Problem to solve>
Find how many lines contain the word "title" and state that number alone.

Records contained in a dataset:

┌──

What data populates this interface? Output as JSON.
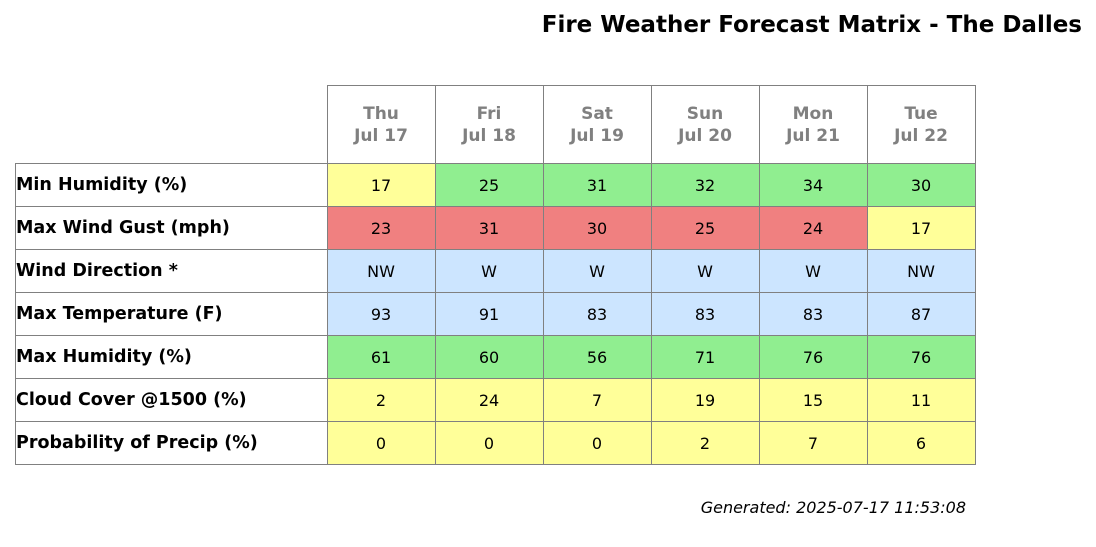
{
  "chart_data": {
    "type": "table",
    "title": "Fire Weather Forecast Matrix - The Dalles",
    "columns": [
      {
        "day": "Thu",
        "date": "Jul 17"
      },
      {
        "day": "Fri",
        "date": "Jul 18"
      },
      {
        "day": "Sat",
        "date": "Jul 19"
      },
      {
        "day": "Sun",
        "date": "Jul 20"
      },
      {
        "day": "Mon",
        "date": "Jul 21"
      },
      {
        "day": "Tue",
        "date": "Jul 22"
      }
    ],
    "rows": [
      {
        "label": "Min Humidity (%)",
        "values": [
          "17",
          "25",
          "31",
          "32",
          "34",
          "30"
        ],
        "colors": [
          "#ffff99",
          "#90ee90",
          "#90ee90",
          "#90ee90",
          "#90ee90",
          "#90ee90"
        ]
      },
      {
        "label": "Max Wind Gust (mph)",
        "values": [
          "23",
          "31",
          "30",
          "25",
          "24",
          "17"
        ],
        "colors": [
          "#f08080",
          "#f08080",
          "#f08080",
          "#f08080",
          "#f08080",
          "#ffff99"
        ]
      },
      {
        "label": "Wind Direction *",
        "values": [
          "NW",
          "W",
          "W",
          "W",
          "W",
          "NW"
        ],
        "colors": [
          "#cce5ff",
          "#cce5ff",
          "#cce5ff",
          "#cce5ff",
          "#cce5ff",
          "#cce5ff"
        ]
      },
      {
        "label": "Max Temperature (F)",
        "values": [
          "93",
          "91",
          "83",
          "83",
          "83",
          "87"
        ],
        "colors": [
          "#cce5ff",
          "#cce5ff",
          "#cce5ff",
          "#cce5ff",
          "#cce5ff",
          "#cce5ff"
        ]
      },
      {
        "label": "Max Humidity (%)",
        "values": [
          "61",
          "60",
          "56",
          "71",
          "76",
          "76"
        ],
        "colors": [
          "#90ee90",
          "#90ee90",
          "#90ee90",
          "#90ee90",
          "#90ee90",
          "#90ee90"
        ]
      },
      {
        "label": "Cloud Cover @1500 (%)",
        "values": [
          "2",
          "24",
          "7",
          "19",
          "15",
          "11"
        ],
        "colors": [
          "#ffff99",
          "#ffff99",
          "#ffff99",
          "#ffff99",
          "#ffff99",
          "#ffff99"
        ]
      },
      {
        "label": "Probability of Precip (%)",
        "values": [
          "0",
          "0",
          "0",
          "2",
          "7",
          "6"
        ],
        "colors": [
          "#ffff99",
          "#ffff99",
          "#ffff99",
          "#ffff99",
          "#ffff99",
          "#ffff99"
        ]
      }
    ],
    "footnote": "Generated: 2025-07-17 11:53:08"
  }
}
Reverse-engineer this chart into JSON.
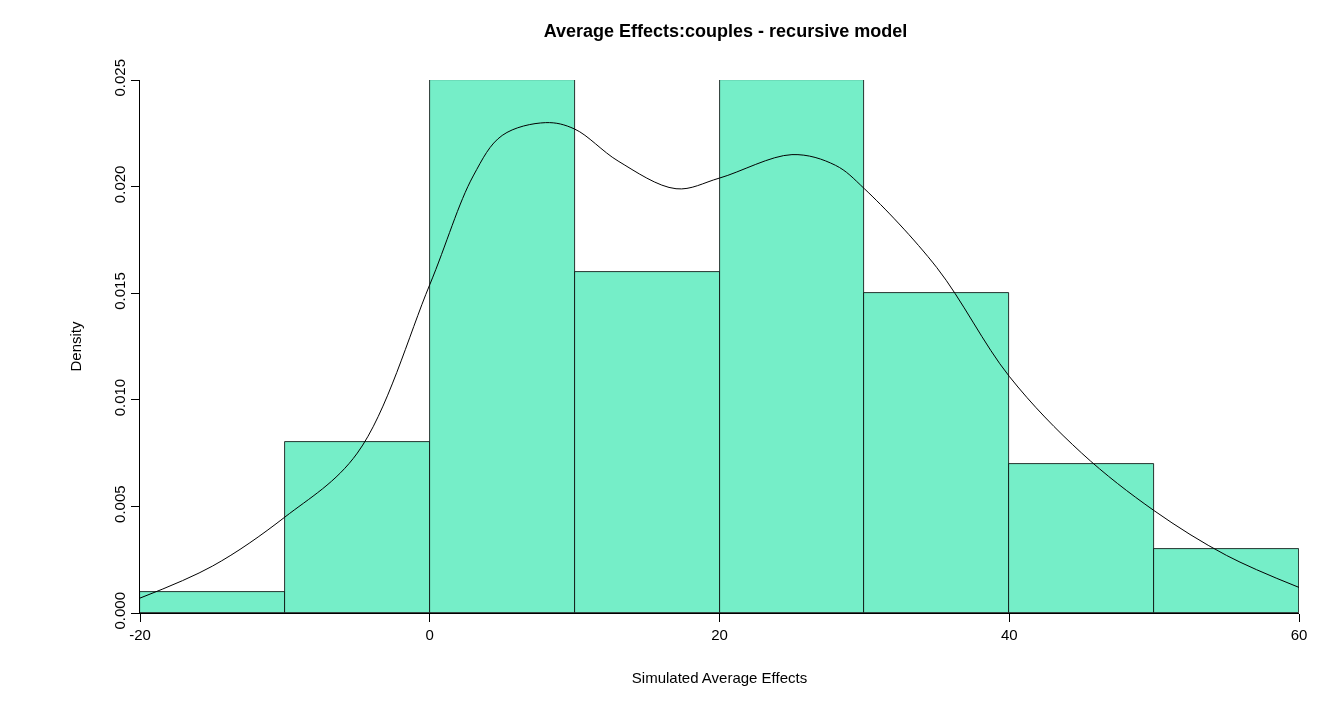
{
  "chart_data": {
    "type": "histogram",
    "title": "Average Effects:couples - recursive model",
    "xlabel": "Simulated Average Effects",
    "ylabel": "Density",
    "bins": [
      -20,
      -10,
      0,
      10,
      20,
      30,
      40,
      50,
      60
    ],
    "values": [
      0.001,
      0.008,
      0.025,
      0.016,
      0.025,
      0.015,
      0.007,
      0.003
    ],
    "color": "#75eec8",
    "series": [
      {
        "type": "line",
        "color": "#000000",
        "x": [
          -20,
          -15,
          -10,
          -5,
          0,
          3,
          5,
          8,
          10,
          13,
          17,
          20,
          25,
          28,
          30,
          35,
          40,
          45,
          50,
          55,
          60
        ],
        "values": [
          0.0007,
          0.0022,
          0.0045,
          0.0075,
          0.0154,
          0.0205,
          0.0224,
          0.023,
          0.0227,
          0.0212,
          0.0199,
          0.0204,
          0.0215,
          0.021,
          0.0199,
          0.0162,
          0.0111,
          0.0075,
          0.0048,
          0.0027,
          0.0012
        ]
      }
    ],
    "xlim": [
      -20,
      60
    ],
    "ylim": [
      0,
      0.025
    ],
    "xticks": [
      -20,
      0,
      20,
      40,
      60
    ],
    "yticks": [
      {
        "value": 0,
        "label": "0.000"
      },
      {
        "value": 0.005,
        "label": "0.005"
      },
      {
        "value": 0.01,
        "label": "0.010"
      },
      {
        "value": 0.015,
        "label": "0.015"
      },
      {
        "value": 0.02,
        "label": "0.020"
      },
      {
        "value": 0.025,
        "label": "0.025"
      }
    ],
    "grid": false
  }
}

└──

Task solution>
2